Work to be completed>
Set down each entry exactly as given; pictures should not appear in the copy.

### Supplied data ###

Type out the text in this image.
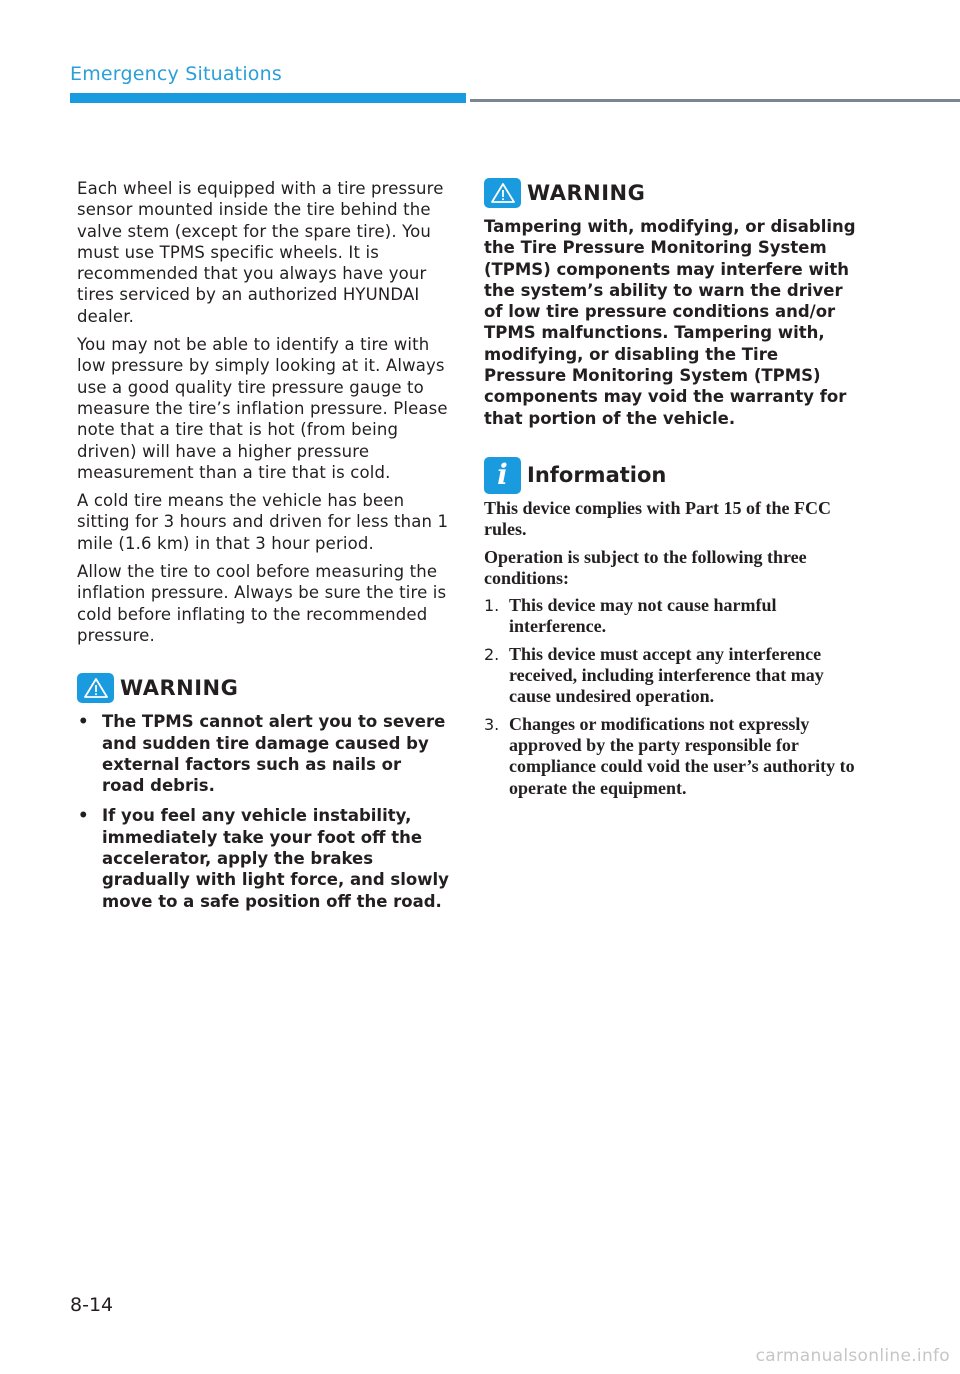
Emergency Situations

Each wheel is equipped with a tire pressure sensor mounted inside the tire behind the valve stem (except for the spare tire). You must use TPMS specific wheels. It is recommended that you always have your tires serviced by an authorized HYUNDAI dealer.

You may not be able to identify a tire with low pressure by simply looking at it. Always use a good quality tire pressure gauge to measure the tire’s inflation pressure. Please note that a tire that is hot (from being driven) will have a higher pressure measurement than a tire that is cold.

A cold tire means the vehicle has been sitting for 3 hours and driven for less than 1 mile (1.6 km) in that 3 hour period.

Allow the tire to cool before measuring the inflation pressure. Always be sure the tire is cold before inflating to the recommended pressure.

WARNING
• The TPMS cannot alert you to severe and sudden tire damage caused by external factors such as nails or road debris.
• If you feel any vehicle instability, immediately take your foot off the accelerator, apply the brakes gradually with light force, and slowly move to a safe position off the road.
WARNING

Tampering with, modifying, or disabling the Tire Pressure Monitoring System (TPMS) components may interfere with the system’s ability to warn the driver of low tire pressure conditions and/or TPMS malfunctions. Tampering with, modifying, or disabling the Tire Pressure Monitoring System (TPMS) components may void the warranty for that portion of the vehicle.

i Information

This device complies with Part 15 of the FCC rules.

Operation is subject to the following three conditions:

1. This device may not cause harmful interference.
2. This device must accept any interference received, including interference that may cause undesired operation.
3. Changes or modifications not expressly approved by the party responsible for compliance could void the user’s authority to operate the equipment.
8-14
carmanualsonline.info
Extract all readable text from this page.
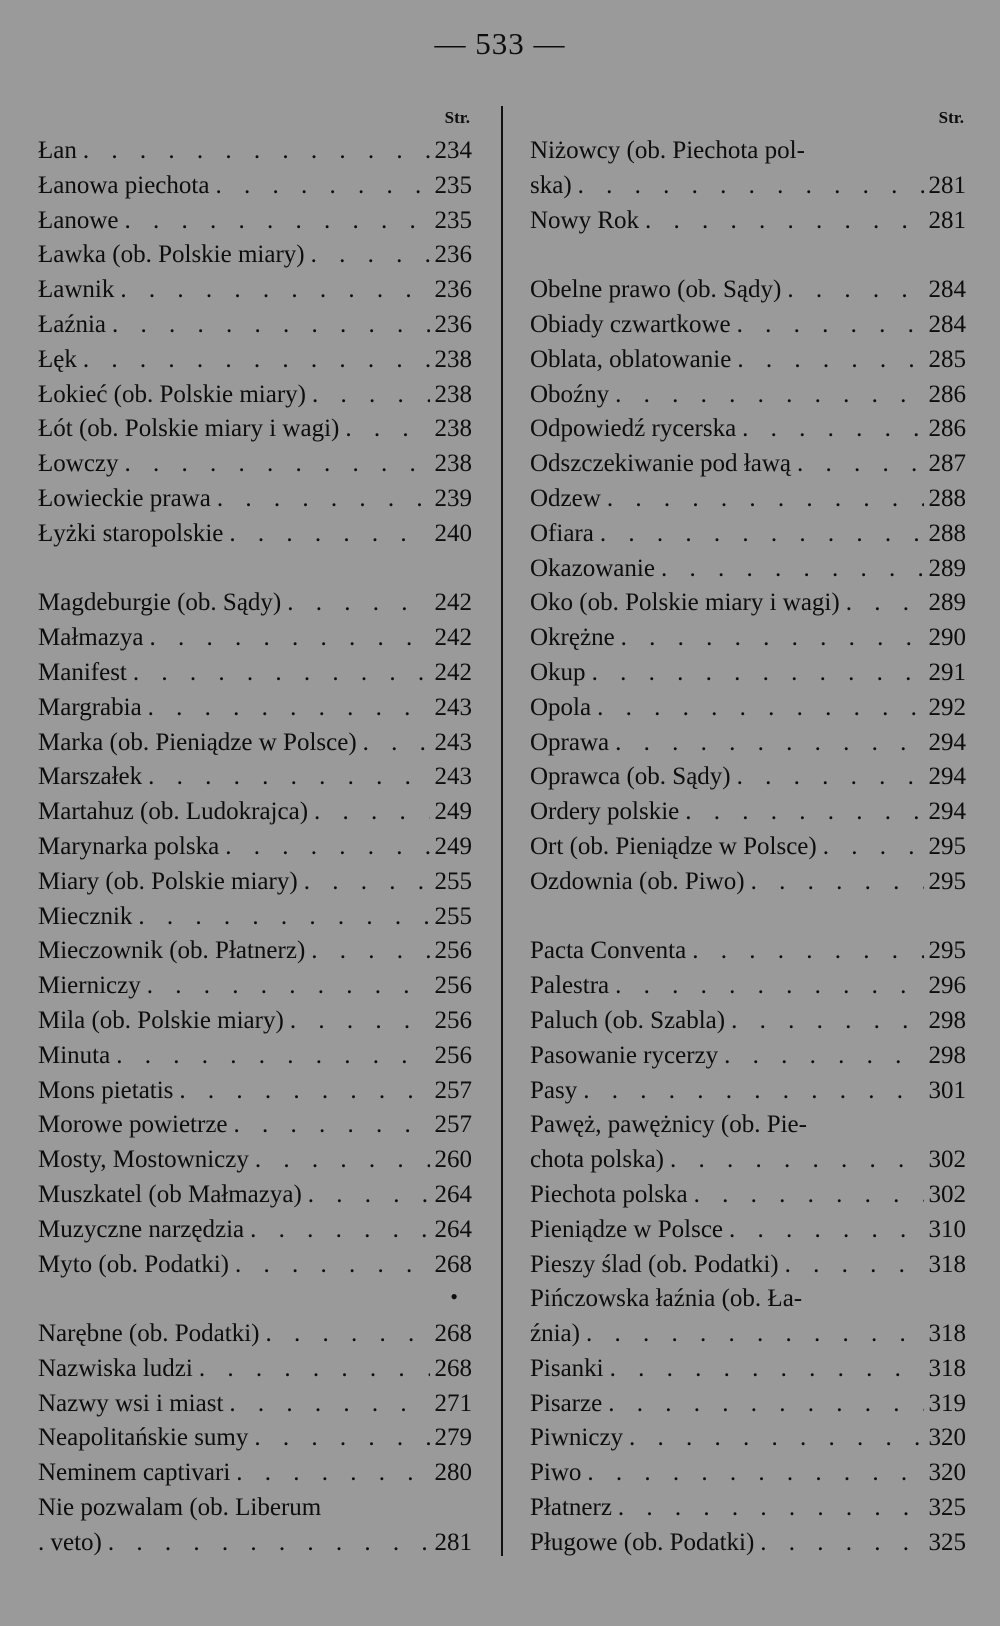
— 533 —
Str.
Łan . . .	234
Łanowa piechota . . .	235
Łanowe . . .	235
Ławka (ob. Polskie miary) . . .	236
Ławnik . . .	236
Łaźnia . . .	236
Łęk . . .	238
Łokieć (ob. Polskie miary) . . .	238
Łót (ob. Polskie miary i wagi) . . .	238
Łowczy . . .	238
Łowieckie prawa . . .	239
Łyżki staropolskie . . .	240
Magdeburgie (ob. Sądy) . . .	242
Małmazya . . .	242
Manifest . . .	242
Margrabia . . .	243
Marka (ob. Pieniądze w Polsce) . . .	243
Marszałek . . .	243
Martahuz (ob. Ludokrajca) . . .	249
Marynarka polska . . .	249
Miary (ob. Polskie miary) . . .	255
Miecznik . . .	255
Mieczownik (ob. Płatnerz) . . .	256
Mierniczy . . .	256
Mila (ob. Polskie miary) . . .	256
Minuta . . .	256
Mons pietatis . . .	257
Morowe powietrze . . .	257
Mosty, Mostowniczy . . .	260
Muszkatel (ob Małmazya) . . .	264
Muzyczne narzędzia . . .	264
Myto (ob. Podatki) . . .	268
•
Narębne (ob. Podatki) . . .	268
Nazwiska ludzi . . .	268
Nazwy wsi i miast . . .	271
Neapolitańskie sumy . . .	279
Neminem captivari . . .	280
Nie pozwalam (ob. Liberum
. veto) . . .	281
Str.
Niżowcy (ob. Piechota pol-
ska) . . .	281
Nowy Rok . . .	281
Obelne prawo (ob. Sądy) . . .	284
Obiady czwartkowe . . .	284
Oblata, oblatowanie . . .	285
Oboźny . . .	286
Odpowiedź rycerska . . .	286
Odszczekiwanie pod ławą . . .	287
Odzew . . .	288
Ofiara . . .	288
Okazowanie . . .	289
Oko (ob. Polskie miary i wagi) . . .	289
Okrężne . . .	290
Okup . . .	291
Opola . . .	292
Oprawa . . .	294
Oprawca (ob. Sądy) . . .	294
Ordery polskie . . .	294
Ort (ob. Pieniądze w Polsce) . . .	295
Ozdownia (ob. Piwo) . . .	295
Pacta Conventa . . .	295
Palestra . . .	296
Paluch (ob. Szabla) . . .	298
Pasowanie rycerzy . . .	298
Pasy . . .	301
Pawęż, pawężnicy (ob. Pie-
chota polska) . . .	302
Piechota polska . . .	302
Pieniądze w Polsce . . .	310
Pieszy ślad (ob. Podatki) . . .	318
Pińczowska łaźnia (ob. Ła-
źnia) . . .	318
Pisanki . . .	318
Pisarze . . .	319
Piwniczy . . .	320
Piwo . . .	320
Płatnerz . . .	325
Pługowe (ob. Podatki) . . .	325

###

Answer for this exercise>
Type out the text in this image.
Emergency Situations

Each wheel is equipped with a tire pressure sensor mounted inside the tire behind the valve stem (except for the spare tire). You must use TPMS specific wheels. It is recommended that you always have your tires serviced by an authorized HYUNDAI dealer.

You may not be able to identify a tire with low pressure by simply looking at it. Always use a good quality tire pressure gauge to measure the tire’s inflation pressure. Please note that a tire that is hot (from being driven) will have a higher pressure measurement than a tire that is cold.

A cold tire means the vehicle has been sitting for 3 hours and driven for less than 1 mile (1.6 km) in that 3 hour period.

Allow the tire to cool before measuring the inflation pressure. Always be sure the tire is cold before inflating to the recommended pressure.

WARNING
• The TPMS cannot alert you to severe and sudden tire damage caused by external factors such as nails or road debris.
• If you feel any vehicle instability, immediately take your foot off the accelerator, apply the brakes gradually with light force, and slowly move to a safe position off the road.
WARNING

Tampering with, modifying, or disabling the Tire Pressure Monitoring System (TPMS) components may interfere with the system’s ability to warn the driver of low tire pressure conditions and/or TPMS malfunctions. Tampering with, modifying, or disabling the Tire Pressure Monitoring System (TPMS) components may void the warranty for that portion of the vehicle.

i Information

This device complies with Part 15 of the FCC rules.

Operation is subject to the following three conditions:

1. This device may not cause harmful interference.
2. This device must accept any interference received, including interference that may cause undesired operation.
3. Changes or modifications not expressly approved by the party responsible for compliance could void the user’s authority to operate the equipment.
8-14
carmanualsonline.info
Extract all readable text from this page.
— 533 —
Str.
Łan . . .	234
Łanowa piechota . . .	235
Łanowe . . .	235
Ławka (ob. Polskie miary) . . .	236
Ławnik . . .	236
Łaźnia . . .	236
Łęk . . .	238
Łokieć (ob. Polskie miary) . . .	238
Łót (ob. Polskie miary i wagi) . . .	238
Łowczy . . .	238
Łowieckie prawa . . .	239
Łyżki staropolskie . . .	240
Magdeburgie (ob. Sądy) . . .	242
Małmazya . . .	242
Manifest . . .	242
Margrabia . . .	243
Marka (ob. Pieniądze w Polsce) . . .	243
Marszałek . . .	243
Martahuz (ob. Ludokrajca) . . .	249
Marynarka polska . . .	249
Miary (ob. Polskie miary) . . .	255
Miecznik . . .	255
Mieczownik (ob. Płatnerz) . . .	256
Mierniczy . . .	256
Mila (ob. Polskie miary) . . .	256
Minuta . . .	256
Mons pietatis . . .	257
Morowe powietrze . . .	257
Mosty, Mostowniczy . . .	260
Muszkatel (ob Małmazya) . . .	264
Muzyczne narzędzia . . .	264
Myto (ob. Podatki) . . .	268
•
Narębne (ob. Podatki) . . .	268
Nazwiska ludzi . . .	268
Nazwy wsi i miast . . .	271
Neapolitańskie sumy . . .	279
Neminem captivari . . .	280
Nie pozwalam (ob. Liberum
. veto) . . .	281
Str.
Niżowcy (ob. Piechota pol-
ska) . . .	281
Nowy Rok . . .	281
Obelne prawo (ob. Sądy) . . .	284
Obiady czwartkowe . . .	284
Oblata, oblatowanie . . .	285
Oboźny . . .	286
Odpowiedź rycerska . . .	286
Odszczekiwanie pod ławą . . .	287
Odzew . . .	288
Ofiara . . .	288
Okazowanie . . .	289
Oko (ob. Polskie miary i wagi) . . .	289
Okrężne . . .	290
Okup . . .	291
Opola . . .	292
Oprawa . . .	294
Oprawca (ob. Sądy) . . .	294
Ordery polskie . . .	294
Ort (ob. Pieniądze w Polsce) . . .	295
Ozdownia (ob. Piwo) . . .	295
Pacta Conventa . . .	295
Palestra . . .	296
Paluch (ob. Szabla) . . .	298
Pasowanie rycerzy . . .	298
Pasy . . .	301
Pawęż, pawężnicy (ob. Pie-
chota polska) . . .	302
Piechota polska . . .	302
Pieniądze w Polsce . . .	310
Pieszy ślad (ob. Podatki) . . .	318
Pińczowska łaźnia (ob. Ła-
źnia) . . .	318
Pisanki . . .	318
Pisarze . . .	319
Piwniczy . . .	320
Piwo . . .	320
Płatnerz . . .	325
Pługowe (ob. Podatki) . . .	325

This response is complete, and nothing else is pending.